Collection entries
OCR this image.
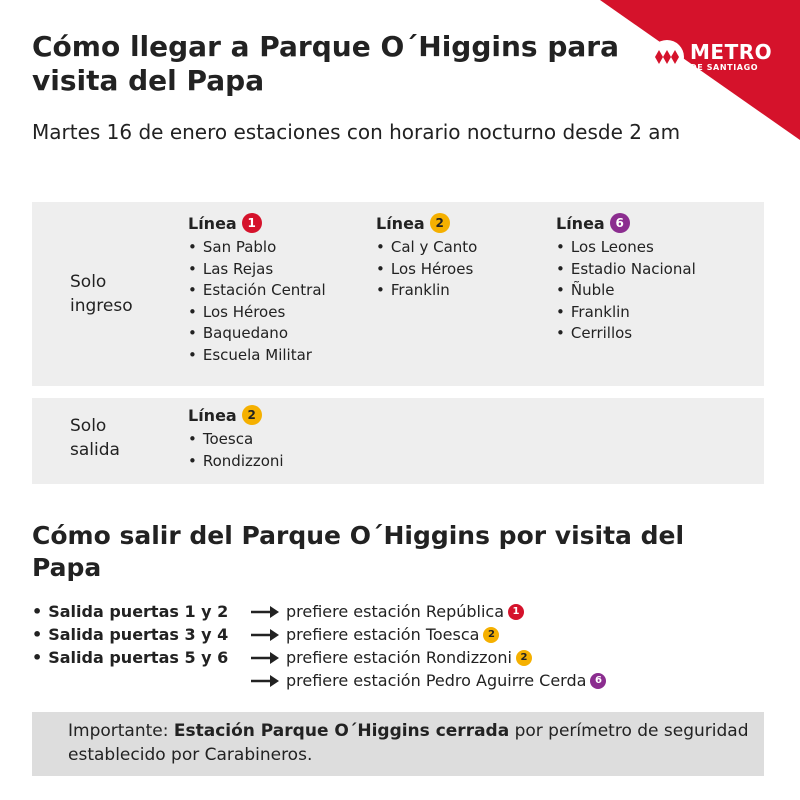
METRO
DE SANTIAGO
Cómo llegar a Parque O´Higgins para visita del Papa

Martes 16 de enero estaciones con horario nocturno desde 2 am

Solo ingreso
Línea 1
• San Pablo
• Las Rejas
• Estación Central
• Los Héroes
• Baquedano
• Escuela Militar
Línea 2
• Cal y Canto
• Los Héroes
• Franklin
Línea 6
• Los Leones
• Estadio Nacional
• Ñuble
• Franklin
• Cerrillos
Solo salida
Línea 2
• Toesca
• Rondizzoni
Cómo salir del Parque O´Higgins por visita del Papa
• Salida puertas 1 y 2	prefiere estación República 1
• Salida puertas 3 y 4	prefiere estación Toesca 2
• Salida puertas 5 y 6	prefiere estación Rondizzoni 2
prefiere estación Pedro Aguirre Cerda 6
Importante: Estación Parque O´Higgins cerrada por perímetro de seguridad establecido por Carabineros.
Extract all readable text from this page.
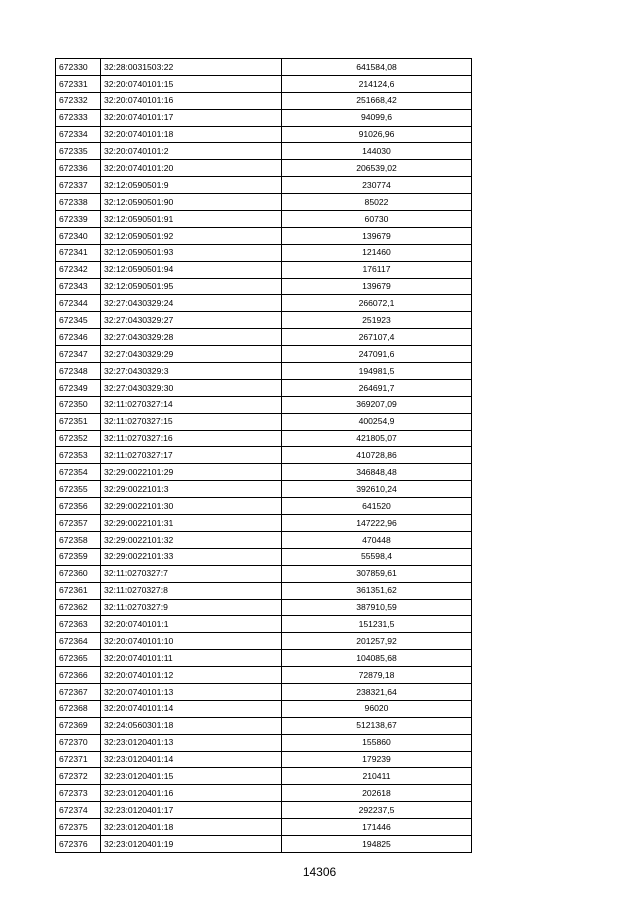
672330	32:28:0031503:22	641584,08
672331	32:20:0740101:15	214124,6
672332	32:20:0740101:16	251668,42
672333	32:20:0740101:17	94099,6
672334	32:20:0740101:18	91026,96
672335	32:20:0740101:2	144030
672336	32:20:0740101:20	206539,02
672337	32:12:0590501:9	230774
672338	32:12:0590501:90	85022
672339	32:12:0590501:91	60730
672340	32:12:0590501:92	139679
672341	32:12:0590501:93	121460
672342	32:12:0590501:94	176117
672343	32:12:0590501:95	139679
672344	32:27:0430329:24	266072,1
672345	32:27:0430329:27	251923
672346	32:27:0430329:28	267107,4
672347	32:27:0430329:29	247091,6
672348	32:27:0430329:3	194981,5
672349	32:27:0430329:30	264691,7
672350	32:11:0270327:14	369207,09
672351	32:11:0270327:15	400254,9
672352	32:11:0270327:16	421805,07
672353	32:11:0270327:17	410728,86
672354	32:29:0022101:29	346848,48
672355	32:29:0022101:3	392610,24
672356	32:29:0022101:30	641520
672357	32:29:0022101:31	147222,96
672358	32:29:0022101:32	470448
672359	32:29:0022101:33	55598,4
672360	32:11:0270327:7	307859,61
672361	32:11:0270327:8	361351,62
672362	32:11:0270327:9	387910,59
672363	32:20:0740101:1	151231,5
672364	32:20:0740101:10	201257,92
672365	32:20:0740101:11	104085,68
672366	32:20:0740101:12	72879,18
672367	32:20:0740101:13	238321,64
672368	32:20:0740101:14	96020
672369	32:24:0560301:18	512138,67
672370	32:23:0120401:13	155860
672371	32:23:0120401:14	179239
672372	32:23:0120401:15	210411
672373	32:23:0120401:16	202618
672374	32:23:0120401:17	292237,5
672375	32:23:0120401:18	171446
672376	32:23:0120401:19	194825
14306
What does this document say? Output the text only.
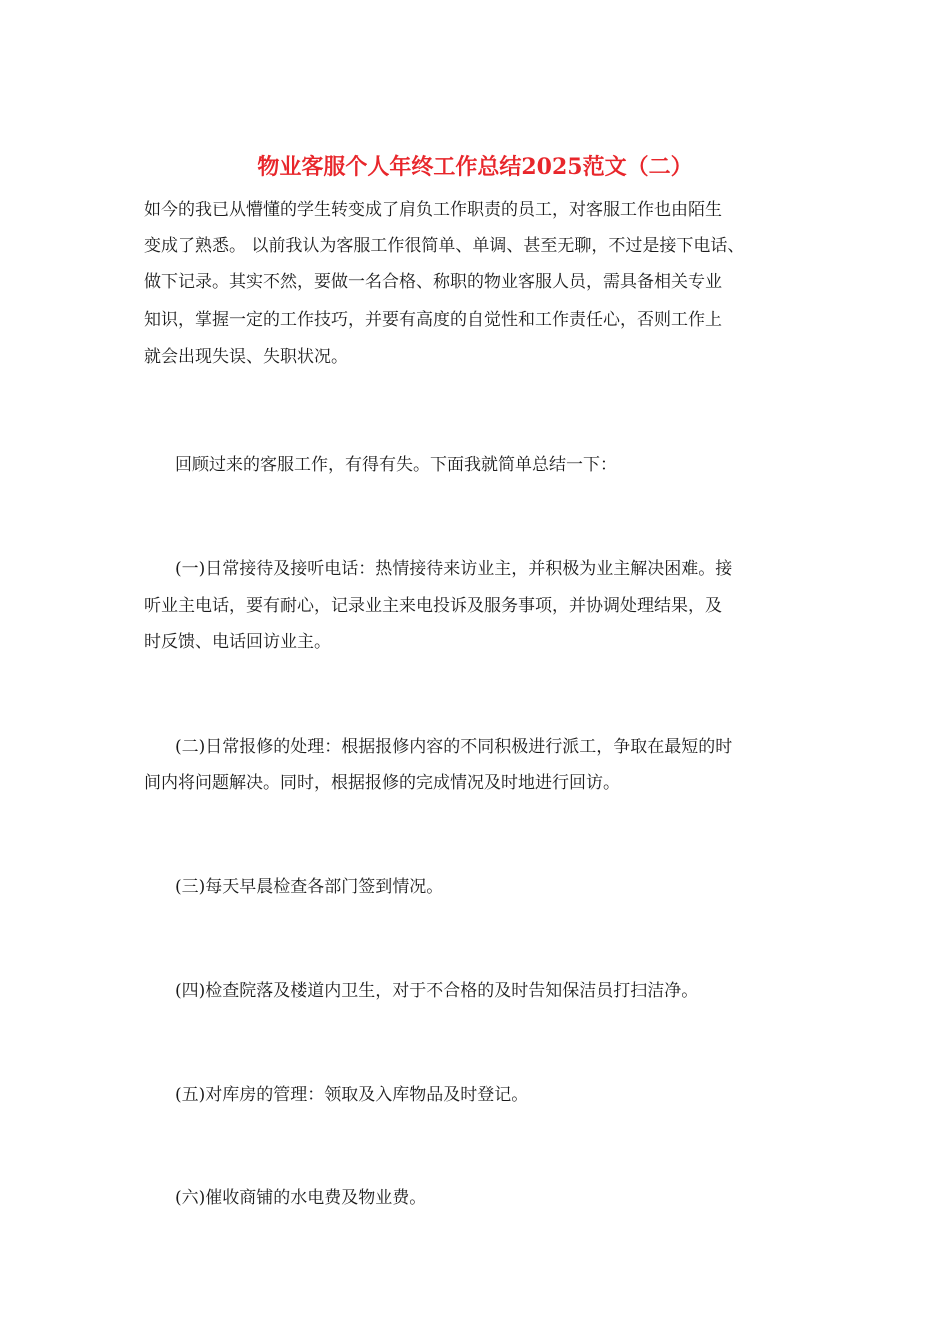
物业客服个人年终工作总结2025范文（二）

如今的我已从懵懂的学生转变成了肩负工作职责的员工，对客服工作也由陌生

变成了熟悉。 以前我认为客服工作很简单、单调、甚至无聊，不过是接下电话、

做下记录。其实不然，要做一名合格、称职的物业客服人员，需具备相关专业

知识，掌握一定的工作技巧，并要有高度的自觉性和工作责任心，否则工作上

就会出现失误、失职状况。

回顾过来的客服工作，有得有失。下面我就简单总结一下：

(一)日常接待及接听电话：热情接待来访业主，并积极为业主解决困难。接

听业主电话，要有耐心，记录业主来电投诉及服务事项，并协调处理结果，及

时反馈、电话回访业主。

(二)日常报修的处理：根据报修内容的不同积极进行派工，争取在最短的时

间内将问题解决。同时，根据报修的完成情况及时地进行回访。

(三)每天早晨检查各部门签到情况。

(四)检查院落及楼道内卫生，对于不合格的及时告知保洁员打扫洁净。

(五)对库房的管理：领取及入库物品及时登记。

(六)催收商铺的水电费及物业费。
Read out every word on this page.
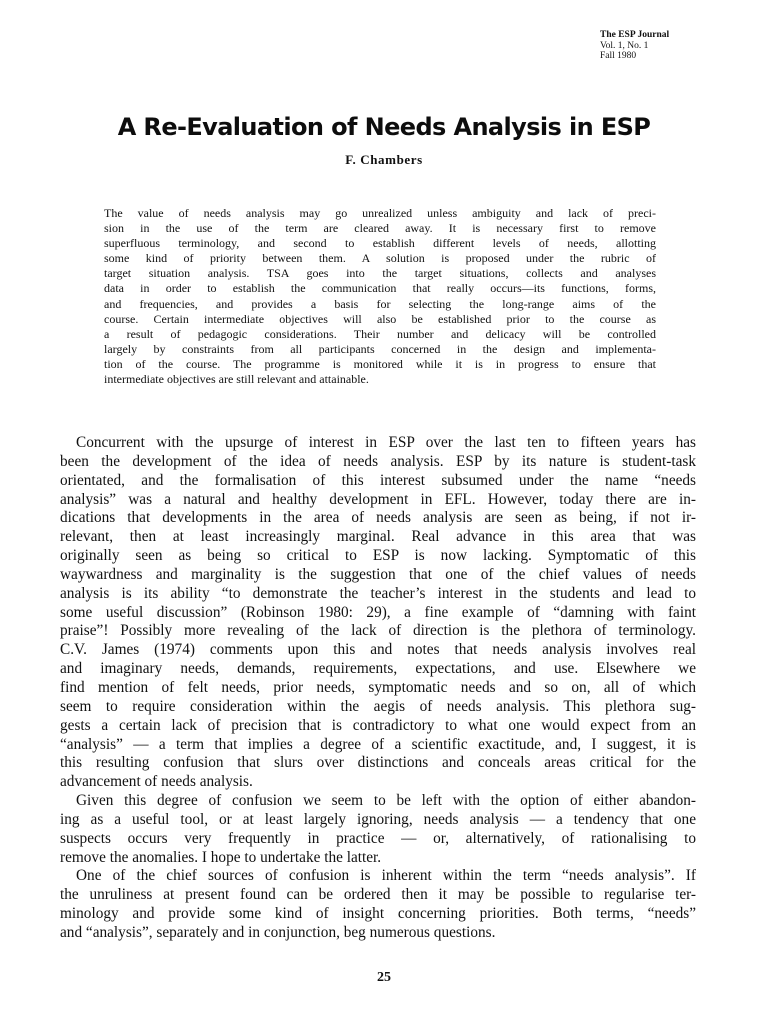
The ESP Journal
Vol. 1, No. 1
Fall 1980
A Re-Evaluation of Needs Analysis in ESP
F. Chambers
The value of needs analysis may go unrealized unless ambiguity and lack of preci-
sion in the use of the term are cleared away. It is necessary first to remove
superfluous terminology, and second to establish different levels of needs, allotting
some kind of priority between them. A solution is proposed under the rubric of
target situation analysis. TSA goes into the target situations, collects and analyses
data in order to establish the communication that really occurs—its functions, forms,
and frequencies, and provides a basis for selecting the long-range aims of the
course. Certain intermediate objectives will also be established prior to the course as
a result of pedagogic considerations. Their number and delicacy will be controlled
largely by constraints from all participants concerned in the design and implementa-
tion of the course. The programme is monitored while it is in progress to ensure that
intermediate objectives are still relevant and attainable.
Concurrent with the upsurge of interest in ESP over the last ten to fifteen years has
been the development of the idea of needs analysis. ESP by its nature is student-task
orientated, and the formalisation of this interest subsumed under the name “needs
analysis” was a natural and healthy development in EFL. However, today there are in-
dications that developments in the area of needs analysis are seen as being, if not ir-
relevant, then at least increasingly marginal. Real advance in this area that was
originally seen as being so critical to ESP is now lacking. Symptomatic of this
waywardness and marginality is the suggestion that one of the chief values of needs
analysis is its ability “to demonstrate the teacher’s interest in the students and lead to
some useful discussion” (Robinson 1980: 29), a fine example of “damning with faint
praise”! Possibly more revealing of the lack of direction is the plethora of terminology.
C.V. James (1974) comments upon this and notes that needs analysis involves real
and imaginary needs, demands, requirements, expectations, and use. Elsewhere we
find mention of felt needs, prior needs, symptomatic needs and so on, all of which
seem to require consideration within the aegis of needs analysis. This plethora sug-
gests a certain lack of precision that is contradictory to what one would expect from an
“analysis” — a term that implies a degree of a scientific exactitude, and, I suggest, it is
this resulting confusion that slurs over distinctions and conceals areas critical for the
advancement of needs analysis.
Given this degree of confusion we seem to be left with the option of either abandon-
ing as a useful tool, or at least largely ignoring, needs analysis — a tendency that one
suspects occurs very frequently in practice — or, alternatively, of rationalising to
remove the anomalies. I hope to undertake the latter.
One of the chief sources of confusion is inherent within the term “needs analysis”. If
the unruliness at present found can be ordered then it may be possible to regularise ter-
minology and provide some kind of insight concerning priorities. Both terms, “needs”
and “analysis”, separately and in conjunction, beg numerous questions.
25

→ **Set task**
Scan the material above for the word "puertas". Copy each line where it occurs.

→ **In response**
• Salida puertas 1 y 2	prefiere estación República 1
• Salida puertas 3 y 4	prefiere estación Toesca 2
• Salida puertas 5 y 6	prefiere estación Rondizzoni 2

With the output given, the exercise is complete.